■ Task brief: Reproduce the closing part of the entries exactly: the line with "What's the underlying" and all lines after it, ending with the last line, and nothing else.

Recorded data
++++++++++++++++++++

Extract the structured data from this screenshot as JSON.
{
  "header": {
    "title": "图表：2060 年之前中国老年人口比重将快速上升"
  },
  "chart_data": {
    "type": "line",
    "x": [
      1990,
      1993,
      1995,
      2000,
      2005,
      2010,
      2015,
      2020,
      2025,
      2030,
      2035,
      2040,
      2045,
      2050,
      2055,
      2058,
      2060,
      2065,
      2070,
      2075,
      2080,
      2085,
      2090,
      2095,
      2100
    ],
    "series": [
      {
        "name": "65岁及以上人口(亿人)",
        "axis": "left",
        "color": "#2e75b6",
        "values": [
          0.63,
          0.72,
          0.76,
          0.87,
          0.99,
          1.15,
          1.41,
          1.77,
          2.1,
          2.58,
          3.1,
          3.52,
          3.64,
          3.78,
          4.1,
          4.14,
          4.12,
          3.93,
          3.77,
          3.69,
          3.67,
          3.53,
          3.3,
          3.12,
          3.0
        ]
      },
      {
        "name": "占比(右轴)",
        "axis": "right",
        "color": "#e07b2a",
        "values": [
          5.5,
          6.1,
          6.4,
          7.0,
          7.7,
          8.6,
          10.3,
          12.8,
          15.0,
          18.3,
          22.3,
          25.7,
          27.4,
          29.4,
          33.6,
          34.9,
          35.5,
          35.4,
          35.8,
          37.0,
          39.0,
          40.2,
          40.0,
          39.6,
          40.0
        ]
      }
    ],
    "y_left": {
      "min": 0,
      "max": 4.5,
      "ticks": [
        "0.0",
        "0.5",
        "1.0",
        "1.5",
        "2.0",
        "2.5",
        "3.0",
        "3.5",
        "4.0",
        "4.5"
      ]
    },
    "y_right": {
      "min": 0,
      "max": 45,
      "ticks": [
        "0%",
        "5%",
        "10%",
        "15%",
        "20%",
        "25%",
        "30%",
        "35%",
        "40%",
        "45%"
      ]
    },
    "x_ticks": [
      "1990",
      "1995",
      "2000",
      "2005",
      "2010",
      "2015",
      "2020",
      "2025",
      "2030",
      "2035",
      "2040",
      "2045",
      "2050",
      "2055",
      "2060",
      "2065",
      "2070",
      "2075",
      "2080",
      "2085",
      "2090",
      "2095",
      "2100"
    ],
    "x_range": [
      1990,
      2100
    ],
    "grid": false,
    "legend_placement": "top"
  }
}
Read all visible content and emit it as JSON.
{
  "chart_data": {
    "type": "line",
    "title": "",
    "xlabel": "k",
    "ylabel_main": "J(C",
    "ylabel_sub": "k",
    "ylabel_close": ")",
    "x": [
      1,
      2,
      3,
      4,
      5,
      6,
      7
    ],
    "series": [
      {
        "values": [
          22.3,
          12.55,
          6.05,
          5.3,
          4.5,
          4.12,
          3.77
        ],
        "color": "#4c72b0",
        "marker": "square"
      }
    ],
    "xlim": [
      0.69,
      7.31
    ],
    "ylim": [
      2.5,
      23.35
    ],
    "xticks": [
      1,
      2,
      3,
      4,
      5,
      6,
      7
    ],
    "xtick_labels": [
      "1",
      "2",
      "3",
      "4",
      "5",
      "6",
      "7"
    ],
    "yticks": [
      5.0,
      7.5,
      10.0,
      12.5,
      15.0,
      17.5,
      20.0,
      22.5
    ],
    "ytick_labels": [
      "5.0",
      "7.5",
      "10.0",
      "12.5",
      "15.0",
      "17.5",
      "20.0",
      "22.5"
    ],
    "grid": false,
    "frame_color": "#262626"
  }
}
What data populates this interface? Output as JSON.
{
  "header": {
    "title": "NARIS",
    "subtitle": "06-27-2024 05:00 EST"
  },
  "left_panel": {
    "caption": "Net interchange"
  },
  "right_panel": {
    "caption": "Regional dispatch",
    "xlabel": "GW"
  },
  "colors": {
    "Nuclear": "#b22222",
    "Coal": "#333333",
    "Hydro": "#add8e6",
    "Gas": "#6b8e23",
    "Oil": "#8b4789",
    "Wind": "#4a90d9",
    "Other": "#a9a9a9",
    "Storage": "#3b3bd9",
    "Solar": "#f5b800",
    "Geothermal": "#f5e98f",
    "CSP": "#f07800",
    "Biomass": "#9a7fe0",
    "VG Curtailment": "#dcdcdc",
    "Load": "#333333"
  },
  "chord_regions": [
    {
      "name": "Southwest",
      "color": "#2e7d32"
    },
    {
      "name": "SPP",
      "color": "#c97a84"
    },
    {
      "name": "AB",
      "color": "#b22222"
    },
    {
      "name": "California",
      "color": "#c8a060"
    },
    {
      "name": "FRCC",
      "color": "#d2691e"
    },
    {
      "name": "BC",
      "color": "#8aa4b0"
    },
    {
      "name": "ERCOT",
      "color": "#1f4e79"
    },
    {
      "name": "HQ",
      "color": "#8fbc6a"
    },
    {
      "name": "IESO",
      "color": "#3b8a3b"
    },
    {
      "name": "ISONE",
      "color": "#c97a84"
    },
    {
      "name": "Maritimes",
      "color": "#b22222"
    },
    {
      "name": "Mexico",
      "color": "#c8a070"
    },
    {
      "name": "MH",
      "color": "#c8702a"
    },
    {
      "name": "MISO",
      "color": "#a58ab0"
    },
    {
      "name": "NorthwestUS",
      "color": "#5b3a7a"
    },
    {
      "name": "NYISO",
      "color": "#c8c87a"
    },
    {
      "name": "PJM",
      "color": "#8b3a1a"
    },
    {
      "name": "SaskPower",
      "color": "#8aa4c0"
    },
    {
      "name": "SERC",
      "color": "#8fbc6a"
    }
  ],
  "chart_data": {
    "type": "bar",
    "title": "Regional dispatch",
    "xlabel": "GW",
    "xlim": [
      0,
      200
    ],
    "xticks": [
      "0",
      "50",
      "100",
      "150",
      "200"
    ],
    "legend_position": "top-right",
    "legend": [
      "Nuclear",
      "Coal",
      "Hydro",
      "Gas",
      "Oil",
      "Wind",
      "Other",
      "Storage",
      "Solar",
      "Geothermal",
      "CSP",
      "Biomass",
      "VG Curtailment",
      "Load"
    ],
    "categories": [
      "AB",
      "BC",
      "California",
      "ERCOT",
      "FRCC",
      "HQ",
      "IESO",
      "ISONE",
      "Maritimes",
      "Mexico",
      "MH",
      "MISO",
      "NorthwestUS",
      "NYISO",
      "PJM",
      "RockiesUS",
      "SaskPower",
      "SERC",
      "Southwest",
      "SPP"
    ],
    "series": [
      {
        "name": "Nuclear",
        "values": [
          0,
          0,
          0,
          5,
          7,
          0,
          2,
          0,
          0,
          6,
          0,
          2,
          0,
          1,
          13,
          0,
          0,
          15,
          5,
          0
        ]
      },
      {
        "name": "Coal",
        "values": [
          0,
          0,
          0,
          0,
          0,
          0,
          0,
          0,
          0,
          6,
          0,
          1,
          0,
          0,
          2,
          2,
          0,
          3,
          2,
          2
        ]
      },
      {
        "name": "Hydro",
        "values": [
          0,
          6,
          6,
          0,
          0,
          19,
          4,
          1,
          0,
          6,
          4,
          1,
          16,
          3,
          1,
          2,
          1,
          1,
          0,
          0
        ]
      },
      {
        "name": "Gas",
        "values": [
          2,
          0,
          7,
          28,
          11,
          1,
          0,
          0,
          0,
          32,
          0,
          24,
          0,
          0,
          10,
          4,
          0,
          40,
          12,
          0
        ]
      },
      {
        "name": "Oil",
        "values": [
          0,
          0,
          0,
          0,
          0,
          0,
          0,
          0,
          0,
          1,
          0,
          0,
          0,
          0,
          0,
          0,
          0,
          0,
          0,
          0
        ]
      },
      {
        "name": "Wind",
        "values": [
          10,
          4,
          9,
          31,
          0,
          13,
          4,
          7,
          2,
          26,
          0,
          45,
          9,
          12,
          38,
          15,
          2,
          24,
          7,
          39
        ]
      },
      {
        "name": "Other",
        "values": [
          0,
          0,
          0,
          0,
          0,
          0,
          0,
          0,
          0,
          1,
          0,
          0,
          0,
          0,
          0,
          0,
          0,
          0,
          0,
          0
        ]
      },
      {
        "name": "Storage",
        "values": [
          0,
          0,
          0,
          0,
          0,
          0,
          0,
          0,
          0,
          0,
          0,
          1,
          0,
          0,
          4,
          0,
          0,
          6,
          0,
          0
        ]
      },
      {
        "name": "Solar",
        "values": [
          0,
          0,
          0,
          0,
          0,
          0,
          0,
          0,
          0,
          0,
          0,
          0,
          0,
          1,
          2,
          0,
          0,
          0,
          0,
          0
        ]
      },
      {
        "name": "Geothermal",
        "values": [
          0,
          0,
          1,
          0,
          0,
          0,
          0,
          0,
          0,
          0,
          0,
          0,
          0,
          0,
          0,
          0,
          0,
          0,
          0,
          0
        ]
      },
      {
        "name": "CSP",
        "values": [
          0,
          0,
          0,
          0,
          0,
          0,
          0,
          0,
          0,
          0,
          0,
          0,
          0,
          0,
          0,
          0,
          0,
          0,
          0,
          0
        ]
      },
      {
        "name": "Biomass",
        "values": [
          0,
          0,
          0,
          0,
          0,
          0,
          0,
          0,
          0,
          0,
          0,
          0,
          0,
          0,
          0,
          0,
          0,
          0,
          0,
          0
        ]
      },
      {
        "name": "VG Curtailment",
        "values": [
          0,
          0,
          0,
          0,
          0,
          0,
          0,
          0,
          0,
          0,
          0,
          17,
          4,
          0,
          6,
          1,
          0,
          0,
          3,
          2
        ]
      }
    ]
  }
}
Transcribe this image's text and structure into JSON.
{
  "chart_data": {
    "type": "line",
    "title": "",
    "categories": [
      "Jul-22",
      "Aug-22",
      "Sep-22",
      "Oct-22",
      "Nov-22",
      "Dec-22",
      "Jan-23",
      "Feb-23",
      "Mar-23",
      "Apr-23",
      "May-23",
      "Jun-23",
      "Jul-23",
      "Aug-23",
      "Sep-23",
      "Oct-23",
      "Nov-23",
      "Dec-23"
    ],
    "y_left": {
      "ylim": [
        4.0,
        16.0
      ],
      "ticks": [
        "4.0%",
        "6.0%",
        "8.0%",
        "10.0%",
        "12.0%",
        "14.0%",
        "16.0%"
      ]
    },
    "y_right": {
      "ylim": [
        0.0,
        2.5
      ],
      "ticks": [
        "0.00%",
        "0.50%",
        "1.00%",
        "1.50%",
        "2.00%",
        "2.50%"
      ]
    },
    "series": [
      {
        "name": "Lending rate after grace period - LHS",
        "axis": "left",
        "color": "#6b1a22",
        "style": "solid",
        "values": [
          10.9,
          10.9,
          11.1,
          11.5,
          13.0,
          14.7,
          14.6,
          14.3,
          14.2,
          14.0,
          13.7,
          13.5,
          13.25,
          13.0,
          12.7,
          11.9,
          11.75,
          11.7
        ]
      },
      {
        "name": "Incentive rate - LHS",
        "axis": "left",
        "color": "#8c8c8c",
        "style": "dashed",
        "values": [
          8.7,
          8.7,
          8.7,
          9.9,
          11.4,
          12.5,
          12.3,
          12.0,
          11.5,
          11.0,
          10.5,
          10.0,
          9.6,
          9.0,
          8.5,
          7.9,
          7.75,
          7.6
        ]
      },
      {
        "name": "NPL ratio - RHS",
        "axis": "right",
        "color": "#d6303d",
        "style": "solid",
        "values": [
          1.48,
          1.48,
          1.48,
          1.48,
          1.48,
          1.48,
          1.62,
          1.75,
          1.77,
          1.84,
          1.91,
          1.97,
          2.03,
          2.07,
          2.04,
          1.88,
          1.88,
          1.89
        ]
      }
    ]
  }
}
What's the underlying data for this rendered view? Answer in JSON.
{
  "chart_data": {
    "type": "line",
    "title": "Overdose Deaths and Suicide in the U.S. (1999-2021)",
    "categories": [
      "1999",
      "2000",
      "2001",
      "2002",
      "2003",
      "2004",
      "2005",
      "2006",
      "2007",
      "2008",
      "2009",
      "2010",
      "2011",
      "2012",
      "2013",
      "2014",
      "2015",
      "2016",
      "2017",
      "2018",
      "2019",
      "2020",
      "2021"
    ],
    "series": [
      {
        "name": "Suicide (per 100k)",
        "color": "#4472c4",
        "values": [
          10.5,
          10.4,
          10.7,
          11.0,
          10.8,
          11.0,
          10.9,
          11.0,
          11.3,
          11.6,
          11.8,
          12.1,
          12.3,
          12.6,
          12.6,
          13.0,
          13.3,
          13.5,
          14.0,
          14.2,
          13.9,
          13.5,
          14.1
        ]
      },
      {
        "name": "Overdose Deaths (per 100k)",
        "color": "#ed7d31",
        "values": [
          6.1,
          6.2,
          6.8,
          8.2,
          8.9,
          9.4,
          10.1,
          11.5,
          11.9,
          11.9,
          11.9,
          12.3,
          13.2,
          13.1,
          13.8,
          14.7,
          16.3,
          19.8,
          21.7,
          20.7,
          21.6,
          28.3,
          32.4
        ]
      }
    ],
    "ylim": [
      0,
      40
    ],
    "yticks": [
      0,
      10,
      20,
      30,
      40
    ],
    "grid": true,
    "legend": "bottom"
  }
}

++++++++++++++++++++

■ Response:
What's the underlying data for this rendered view? Answer in JSON.
{
  "chart_data": {
    "type": "line",
    "title": "Overdose Deaths and Suicide in the U.S. (1999-2021)",
    "categories": [
      "1999",
      "2000",
      "2001",
      "2002",
      "2003",
      "2004",
      "2005",
      "2006",
      "2007",
      "2008",
      "2009",
      "2010",
      "2011",
      "2012",
      "2013",
      "2014",
      "2015",
      "2016",
      "2017",
      "2018",
      "2019",
      "2020",
      "2021"
    ],
    "series": [
      {
        "name": "Suicide (per 100k)",
        "color": "#4472c4",
        "values": [
          10.5,
          10.4,
          10.7,
          11.0,
          10.8,
          11.0,
          10.9,
          11.0,
          11.3,
          11.6,
          11.8,
          12.1,
          12.3,
          12.6,
          12.6,
          13.0,
          13.3,
          13.5,
          14.0,
          14.2,
          13.9,
          13.5,
          14.1
        ]
      },
      {
        "name": "Overdose Deaths (per 100k)",
        "color": "#ed7d31",
        "values": [
          6.1,
          6.2,
          6.8,
          8.2,
          8.9,
          9.4,
          10.1,
          11.5,
          11.9,
          11.9,
          11.9,
          12.3,
          13.2,
          13.1,
          13.8,
          14.7,
          16.3,
          19.8,
          21.7,
          20.7,
          21.6,
          28.3,
          32.4
        ]
      }
    ],
    "ylim": [
      0,
      40
    ],
    "yticks": [
      0,
      10,
      20,
      30,
      40
    ],
    "grid": true,
    "legend": "bottom"
  }
}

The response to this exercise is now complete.